§ **Given request**
Provide the records once more, identical to the original.

§ **Supplied material**

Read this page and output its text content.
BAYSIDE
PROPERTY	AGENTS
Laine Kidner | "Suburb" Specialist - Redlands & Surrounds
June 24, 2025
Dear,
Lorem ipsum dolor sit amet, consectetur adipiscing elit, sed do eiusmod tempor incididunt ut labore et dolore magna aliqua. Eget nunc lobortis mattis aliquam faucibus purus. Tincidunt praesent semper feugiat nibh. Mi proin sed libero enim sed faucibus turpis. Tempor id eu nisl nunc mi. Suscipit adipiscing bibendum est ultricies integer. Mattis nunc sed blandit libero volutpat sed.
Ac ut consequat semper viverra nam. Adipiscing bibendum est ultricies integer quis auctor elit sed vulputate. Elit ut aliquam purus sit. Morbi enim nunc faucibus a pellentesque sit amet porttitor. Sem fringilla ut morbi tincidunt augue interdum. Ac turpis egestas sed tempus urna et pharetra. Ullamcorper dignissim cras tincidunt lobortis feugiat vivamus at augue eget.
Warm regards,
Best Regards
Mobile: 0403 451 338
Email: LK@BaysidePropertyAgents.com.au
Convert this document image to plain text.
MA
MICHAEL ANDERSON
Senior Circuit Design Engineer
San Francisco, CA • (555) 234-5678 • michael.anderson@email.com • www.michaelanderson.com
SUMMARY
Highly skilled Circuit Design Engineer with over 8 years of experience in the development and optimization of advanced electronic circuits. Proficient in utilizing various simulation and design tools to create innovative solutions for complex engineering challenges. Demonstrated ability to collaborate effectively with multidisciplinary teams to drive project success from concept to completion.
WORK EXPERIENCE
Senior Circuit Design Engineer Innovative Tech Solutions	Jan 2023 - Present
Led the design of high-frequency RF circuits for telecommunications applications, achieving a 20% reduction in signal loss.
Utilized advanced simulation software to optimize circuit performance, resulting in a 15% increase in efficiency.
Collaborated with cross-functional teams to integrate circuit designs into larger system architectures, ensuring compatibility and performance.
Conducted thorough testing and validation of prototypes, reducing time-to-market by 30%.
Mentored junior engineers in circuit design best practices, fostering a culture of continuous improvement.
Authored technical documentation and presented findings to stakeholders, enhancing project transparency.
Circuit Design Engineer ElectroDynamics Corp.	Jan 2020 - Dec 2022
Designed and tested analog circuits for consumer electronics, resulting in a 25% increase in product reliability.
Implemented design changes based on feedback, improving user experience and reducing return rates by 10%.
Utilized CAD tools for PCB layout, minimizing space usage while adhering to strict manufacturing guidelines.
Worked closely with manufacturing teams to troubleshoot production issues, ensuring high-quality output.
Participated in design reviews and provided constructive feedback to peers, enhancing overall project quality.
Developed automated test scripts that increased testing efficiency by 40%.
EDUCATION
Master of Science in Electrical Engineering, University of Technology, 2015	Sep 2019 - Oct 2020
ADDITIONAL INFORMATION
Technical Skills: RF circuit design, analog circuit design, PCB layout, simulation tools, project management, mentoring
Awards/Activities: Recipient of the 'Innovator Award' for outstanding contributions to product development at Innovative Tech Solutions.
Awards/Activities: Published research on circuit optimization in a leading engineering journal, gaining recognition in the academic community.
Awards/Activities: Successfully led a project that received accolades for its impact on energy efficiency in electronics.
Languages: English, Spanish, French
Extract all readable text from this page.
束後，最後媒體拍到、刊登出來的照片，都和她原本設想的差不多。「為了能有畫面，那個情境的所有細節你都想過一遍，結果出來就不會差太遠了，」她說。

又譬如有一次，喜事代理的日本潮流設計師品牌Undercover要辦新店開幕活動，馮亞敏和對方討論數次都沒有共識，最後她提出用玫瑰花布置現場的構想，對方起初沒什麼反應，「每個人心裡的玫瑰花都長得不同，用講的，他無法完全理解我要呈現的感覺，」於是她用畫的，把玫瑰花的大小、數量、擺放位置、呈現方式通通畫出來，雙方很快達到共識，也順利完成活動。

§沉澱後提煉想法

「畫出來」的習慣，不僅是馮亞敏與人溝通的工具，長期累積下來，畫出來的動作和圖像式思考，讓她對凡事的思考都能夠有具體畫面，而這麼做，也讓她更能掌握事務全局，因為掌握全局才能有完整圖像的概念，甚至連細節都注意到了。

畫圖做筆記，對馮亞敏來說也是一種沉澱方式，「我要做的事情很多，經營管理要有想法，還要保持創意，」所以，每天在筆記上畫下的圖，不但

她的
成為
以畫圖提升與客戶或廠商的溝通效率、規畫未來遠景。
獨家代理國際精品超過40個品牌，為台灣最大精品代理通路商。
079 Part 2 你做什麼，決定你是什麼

§ **Output of the task**
Read this page and output its text content.
BAYSIDE
PROPERTY	AGENTS
Laine Kidner | "Suburb" Specialist - Redlands & Surrounds
June 24, 2025
Dear,
Lorem ipsum dolor sit amet, consectetur adipiscing elit, sed do eiusmod tempor incididunt ut labore et dolore magna aliqua. Eget nunc lobortis mattis aliquam faucibus purus. Tincidunt praesent semper feugiat nibh. Mi proin sed libero enim sed faucibus turpis. Tempor id eu nisl nunc mi. Suscipit adipiscing bibendum est ultricies integer. Mattis nunc sed blandit libero volutpat sed.
Ac ut consequat semper viverra nam. Adipiscing bibendum est ultricies integer quis auctor elit sed vulputate. Elit ut aliquam purus sit. Morbi enim nunc faucibus a pellentesque sit amet porttitor. Sem fringilla ut morbi tincidunt augue interdum. Ac turpis egestas sed tempus urna et pharetra. Ullamcorper dignissim cras tincidunt lobortis feugiat vivamus at augue eget.
Warm regards,
Best Regards
Mobile: 0403 451 338
Email: LK@BaysidePropertyAgents.com.au
Convert this document image to plain text.
MA
MICHAEL ANDERSON
Senior Circuit Design Engineer
San Francisco, CA • (555) 234-5678 • michael.anderson@email.com • www.michaelanderson.com
SUMMARY
Highly skilled Circuit Design Engineer with over 8 years of experience in the development and optimization of advanced electronic circuits. Proficient in utilizing various simulation and design tools to create innovative solutions for complex engineering challenges. Demonstrated ability to collaborate effectively with multidisciplinary teams to drive project success from concept to completion.
WORK EXPERIENCE
Senior Circuit Design Engineer Innovative Tech Solutions	Jan 2023 - Present
Led the design of high-frequency RF circuits for telecommunications applications, achieving a 20% reduction in signal loss.
Utilized advanced simulation software to optimize circuit performance, resulting in a 15% increase in efficiency.
Collaborated with cross-functional teams to integrate circuit designs into larger system architectures, ensuring compatibility and performance.
Conducted thorough testing and validation of prototypes, reducing time-to-market by 30%.
Mentored junior engineers in circuit design best practices, fostering a culture of continuous improvement.
Authored technical documentation and presented findings to stakeholders, enhancing project transparency.
Circuit Design Engineer ElectroDynamics Corp.	Jan 2020 - Dec 2022
Designed and tested analog circuits for consumer electronics, resulting in a 25% increase in product reliability.
Implemented design changes based on feedback, improving user experience and reducing return rates by 10%.
Utilized CAD tools for PCB layout, minimizing space usage while adhering to strict manufacturing guidelines.
Worked closely with manufacturing teams to troubleshoot production issues, ensuring high-quality output.
Participated in design reviews and provided constructive feedback to peers, enhancing overall project quality.
Developed automated test scripts that increased testing efficiency by 40%.
EDUCATION
Master of Science in Electrical Engineering, University of Technology, 2015	Sep 2019 - Oct 2020
ADDITIONAL INFORMATION
Technical Skills: RF circuit design, analog circuit design, PCB layout, simulation tools, project management, mentoring
Awards/Activities: Recipient of the 'Innovator Award' for outstanding contributions to product development at Innovative Tech Solutions.
Awards/Activities: Published research on circuit optimization in a leading engineering journal, gaining recognition in the academic community.
Awards/Activities: Successfully led a project that received accolades for its impact on energy efficiency in electronics.
Languages: English, Spanish, French
Extract all readable text from this page.
束後，最後媒體拍到、刊登出來的照片，都和她原本設想的差不多。「為了能有畫面，那個情境的所有細節你都想過一遍，結果出來就不會差太遠了，」她說。

又譬如有一次，喜事代理的日本潮流設計師品牌Undercover要辦新店開幕活動，馮亞敏和對方討論數次都沒有共識，最後她提出用玫瑰花布置現場的構想，對方起初沒什麼反應，「每個人心裡的玫瑰花都長得不同，用講的，他無法完全理解我要呈現的感覺，」於是她用畫的，把玫瑰花的大小、數量、擺放位置、呈現方式通通畫出來，雙方很快達到共識，也順利完成活動。

§沉澱後提煉想法

「畫出來」的習慣，不僅是馮亞敏與人溝通的工具，長期累積下來，畫出來的動作和圖像式思考，讓她對凡事的思考都能夠有具體畫面，而這麼做，也讓她更能掌握事務全局，因為掌握全局才能有完整圖像的概念，甚至連細節都注意到了。

畫圖做筆記，對馮亞敏來說也是一種沉澱方式，「我要做的事情很多，經營管理要有想法，還要保持創意，」所以，每天在筆記上畫下的圖，不但

她的
成為
以畫圖提升與客戶或廠商的溝通效率、規畫未來遠景。
獨家代理國際精品超過40個品牌，為台灣最大精品代理通路商。
079 Part 2 你做什麼，決定你是什麼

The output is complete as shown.